--- START Data for this task ---
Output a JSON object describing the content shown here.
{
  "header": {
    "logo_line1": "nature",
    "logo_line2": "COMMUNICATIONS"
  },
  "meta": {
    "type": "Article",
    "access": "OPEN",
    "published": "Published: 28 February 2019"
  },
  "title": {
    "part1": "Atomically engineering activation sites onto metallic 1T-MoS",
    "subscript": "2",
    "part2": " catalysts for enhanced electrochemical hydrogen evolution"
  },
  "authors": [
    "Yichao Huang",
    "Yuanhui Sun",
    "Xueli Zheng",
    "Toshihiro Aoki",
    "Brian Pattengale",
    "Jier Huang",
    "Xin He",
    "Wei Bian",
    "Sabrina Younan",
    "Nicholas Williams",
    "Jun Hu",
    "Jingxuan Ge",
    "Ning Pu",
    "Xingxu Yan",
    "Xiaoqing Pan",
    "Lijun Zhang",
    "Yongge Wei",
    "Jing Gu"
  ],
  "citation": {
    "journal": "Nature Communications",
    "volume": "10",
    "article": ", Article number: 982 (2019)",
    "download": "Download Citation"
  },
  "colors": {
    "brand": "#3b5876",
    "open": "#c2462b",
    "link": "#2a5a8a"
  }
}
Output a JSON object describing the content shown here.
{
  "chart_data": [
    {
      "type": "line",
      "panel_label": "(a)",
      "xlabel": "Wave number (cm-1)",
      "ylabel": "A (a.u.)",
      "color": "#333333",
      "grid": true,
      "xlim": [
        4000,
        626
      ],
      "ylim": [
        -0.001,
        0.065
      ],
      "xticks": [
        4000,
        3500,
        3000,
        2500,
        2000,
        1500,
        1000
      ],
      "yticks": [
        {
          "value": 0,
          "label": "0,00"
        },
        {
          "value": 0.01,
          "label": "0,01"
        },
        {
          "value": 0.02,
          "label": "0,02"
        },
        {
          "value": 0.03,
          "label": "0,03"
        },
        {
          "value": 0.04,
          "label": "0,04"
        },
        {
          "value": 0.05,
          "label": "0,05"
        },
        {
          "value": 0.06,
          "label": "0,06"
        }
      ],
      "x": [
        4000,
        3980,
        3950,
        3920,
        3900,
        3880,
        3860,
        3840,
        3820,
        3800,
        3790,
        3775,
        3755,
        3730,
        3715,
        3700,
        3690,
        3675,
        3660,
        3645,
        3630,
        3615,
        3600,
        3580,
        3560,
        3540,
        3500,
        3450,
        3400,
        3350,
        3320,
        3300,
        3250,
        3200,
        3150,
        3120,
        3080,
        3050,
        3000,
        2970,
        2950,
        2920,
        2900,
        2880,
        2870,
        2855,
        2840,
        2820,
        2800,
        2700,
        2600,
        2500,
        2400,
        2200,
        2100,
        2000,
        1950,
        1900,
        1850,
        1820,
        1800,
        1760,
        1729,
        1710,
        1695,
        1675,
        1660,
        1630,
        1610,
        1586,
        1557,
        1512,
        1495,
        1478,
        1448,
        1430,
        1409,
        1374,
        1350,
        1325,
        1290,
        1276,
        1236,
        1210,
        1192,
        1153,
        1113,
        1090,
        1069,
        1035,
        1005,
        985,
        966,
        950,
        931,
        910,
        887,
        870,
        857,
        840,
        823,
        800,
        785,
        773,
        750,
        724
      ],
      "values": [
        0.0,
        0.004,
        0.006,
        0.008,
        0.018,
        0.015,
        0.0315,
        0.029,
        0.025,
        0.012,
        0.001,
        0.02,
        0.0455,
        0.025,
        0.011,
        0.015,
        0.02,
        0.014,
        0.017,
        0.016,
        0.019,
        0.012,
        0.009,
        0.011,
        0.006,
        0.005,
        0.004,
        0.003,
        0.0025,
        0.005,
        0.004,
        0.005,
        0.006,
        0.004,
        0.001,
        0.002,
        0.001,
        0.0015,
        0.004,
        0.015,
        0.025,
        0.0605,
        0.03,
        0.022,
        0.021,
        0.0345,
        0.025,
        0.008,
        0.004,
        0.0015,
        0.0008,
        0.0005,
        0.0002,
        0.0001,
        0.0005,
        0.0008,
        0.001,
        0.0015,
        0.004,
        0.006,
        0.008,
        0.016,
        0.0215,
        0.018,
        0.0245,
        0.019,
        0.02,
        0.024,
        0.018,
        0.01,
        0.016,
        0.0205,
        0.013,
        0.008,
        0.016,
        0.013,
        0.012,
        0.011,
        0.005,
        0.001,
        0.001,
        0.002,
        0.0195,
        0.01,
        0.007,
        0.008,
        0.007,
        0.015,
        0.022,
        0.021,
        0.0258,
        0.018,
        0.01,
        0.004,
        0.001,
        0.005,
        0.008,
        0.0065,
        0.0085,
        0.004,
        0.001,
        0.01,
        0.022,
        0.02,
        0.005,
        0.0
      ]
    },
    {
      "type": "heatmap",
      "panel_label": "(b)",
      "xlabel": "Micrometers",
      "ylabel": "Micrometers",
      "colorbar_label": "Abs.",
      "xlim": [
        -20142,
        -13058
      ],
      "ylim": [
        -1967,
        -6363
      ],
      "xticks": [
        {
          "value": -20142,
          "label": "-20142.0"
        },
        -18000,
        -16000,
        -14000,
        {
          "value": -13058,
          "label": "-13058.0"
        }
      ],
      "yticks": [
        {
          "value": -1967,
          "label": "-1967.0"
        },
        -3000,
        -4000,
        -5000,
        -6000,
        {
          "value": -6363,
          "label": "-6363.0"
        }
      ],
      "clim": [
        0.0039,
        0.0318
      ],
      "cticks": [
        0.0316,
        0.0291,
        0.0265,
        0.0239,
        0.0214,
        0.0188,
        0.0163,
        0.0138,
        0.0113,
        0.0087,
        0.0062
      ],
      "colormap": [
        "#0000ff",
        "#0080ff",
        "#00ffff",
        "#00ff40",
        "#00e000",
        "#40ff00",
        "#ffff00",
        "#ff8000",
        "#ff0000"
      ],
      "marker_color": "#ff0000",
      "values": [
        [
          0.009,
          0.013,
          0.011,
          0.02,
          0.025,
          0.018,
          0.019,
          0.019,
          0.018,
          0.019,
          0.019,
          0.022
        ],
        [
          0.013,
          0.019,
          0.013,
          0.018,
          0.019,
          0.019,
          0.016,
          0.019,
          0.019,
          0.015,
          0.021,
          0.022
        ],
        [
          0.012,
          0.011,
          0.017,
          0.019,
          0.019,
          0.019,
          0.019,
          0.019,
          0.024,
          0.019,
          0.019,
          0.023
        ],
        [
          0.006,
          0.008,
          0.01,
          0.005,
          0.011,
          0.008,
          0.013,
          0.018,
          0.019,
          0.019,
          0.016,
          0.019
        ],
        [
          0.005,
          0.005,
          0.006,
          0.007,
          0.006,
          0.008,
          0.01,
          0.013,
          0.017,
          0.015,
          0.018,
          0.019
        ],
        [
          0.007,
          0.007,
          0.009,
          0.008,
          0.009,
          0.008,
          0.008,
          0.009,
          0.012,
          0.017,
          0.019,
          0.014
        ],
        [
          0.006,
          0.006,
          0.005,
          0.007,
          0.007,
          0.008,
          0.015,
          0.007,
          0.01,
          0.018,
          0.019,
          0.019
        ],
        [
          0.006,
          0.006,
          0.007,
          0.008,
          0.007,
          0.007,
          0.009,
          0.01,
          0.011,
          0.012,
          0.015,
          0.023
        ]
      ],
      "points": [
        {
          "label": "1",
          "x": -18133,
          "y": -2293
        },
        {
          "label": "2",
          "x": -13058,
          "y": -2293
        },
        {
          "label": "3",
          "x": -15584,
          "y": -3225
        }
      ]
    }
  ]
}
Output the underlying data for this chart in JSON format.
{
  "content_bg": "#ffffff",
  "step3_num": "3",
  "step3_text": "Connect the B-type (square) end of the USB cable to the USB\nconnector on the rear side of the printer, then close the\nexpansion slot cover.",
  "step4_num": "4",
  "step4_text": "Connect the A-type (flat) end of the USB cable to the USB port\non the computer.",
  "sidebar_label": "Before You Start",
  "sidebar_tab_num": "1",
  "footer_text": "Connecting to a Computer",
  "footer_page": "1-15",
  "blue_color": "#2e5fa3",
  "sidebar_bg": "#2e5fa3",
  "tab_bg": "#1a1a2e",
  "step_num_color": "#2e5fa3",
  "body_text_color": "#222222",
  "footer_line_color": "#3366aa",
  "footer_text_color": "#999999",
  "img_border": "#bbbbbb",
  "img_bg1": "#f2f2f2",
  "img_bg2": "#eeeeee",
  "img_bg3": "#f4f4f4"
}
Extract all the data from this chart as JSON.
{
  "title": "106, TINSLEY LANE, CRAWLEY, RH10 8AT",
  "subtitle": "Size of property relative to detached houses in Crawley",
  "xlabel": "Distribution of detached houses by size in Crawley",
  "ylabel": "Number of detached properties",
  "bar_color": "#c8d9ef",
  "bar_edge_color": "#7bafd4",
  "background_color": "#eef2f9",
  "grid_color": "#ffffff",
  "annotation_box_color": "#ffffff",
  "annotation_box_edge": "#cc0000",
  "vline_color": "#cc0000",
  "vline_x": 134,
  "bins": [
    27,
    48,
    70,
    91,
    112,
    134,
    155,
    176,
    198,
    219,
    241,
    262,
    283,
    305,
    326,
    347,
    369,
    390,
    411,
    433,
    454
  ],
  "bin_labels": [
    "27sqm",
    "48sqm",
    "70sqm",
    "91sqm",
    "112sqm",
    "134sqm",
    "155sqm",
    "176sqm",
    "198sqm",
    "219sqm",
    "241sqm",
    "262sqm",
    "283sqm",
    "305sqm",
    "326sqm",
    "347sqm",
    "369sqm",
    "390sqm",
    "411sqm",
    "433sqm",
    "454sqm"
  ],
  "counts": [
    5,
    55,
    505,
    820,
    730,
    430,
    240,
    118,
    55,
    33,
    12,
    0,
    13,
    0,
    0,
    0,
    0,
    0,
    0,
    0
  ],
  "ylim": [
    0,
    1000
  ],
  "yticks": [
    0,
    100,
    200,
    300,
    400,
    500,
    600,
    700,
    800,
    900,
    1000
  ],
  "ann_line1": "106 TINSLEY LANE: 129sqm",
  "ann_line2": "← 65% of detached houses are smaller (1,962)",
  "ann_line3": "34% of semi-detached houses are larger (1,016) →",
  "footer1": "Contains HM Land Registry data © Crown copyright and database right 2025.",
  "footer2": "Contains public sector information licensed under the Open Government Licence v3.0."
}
--- END Data for this task ---
→ What is expected
Pick out and copy every line that contains the word "xlabel".

→ Worked solution
      "xlabel": "Wave number (cm-1)",
      "xlabel": "Micrometers",
  "xlabel": "Distribution of detached houses by size in Crawley",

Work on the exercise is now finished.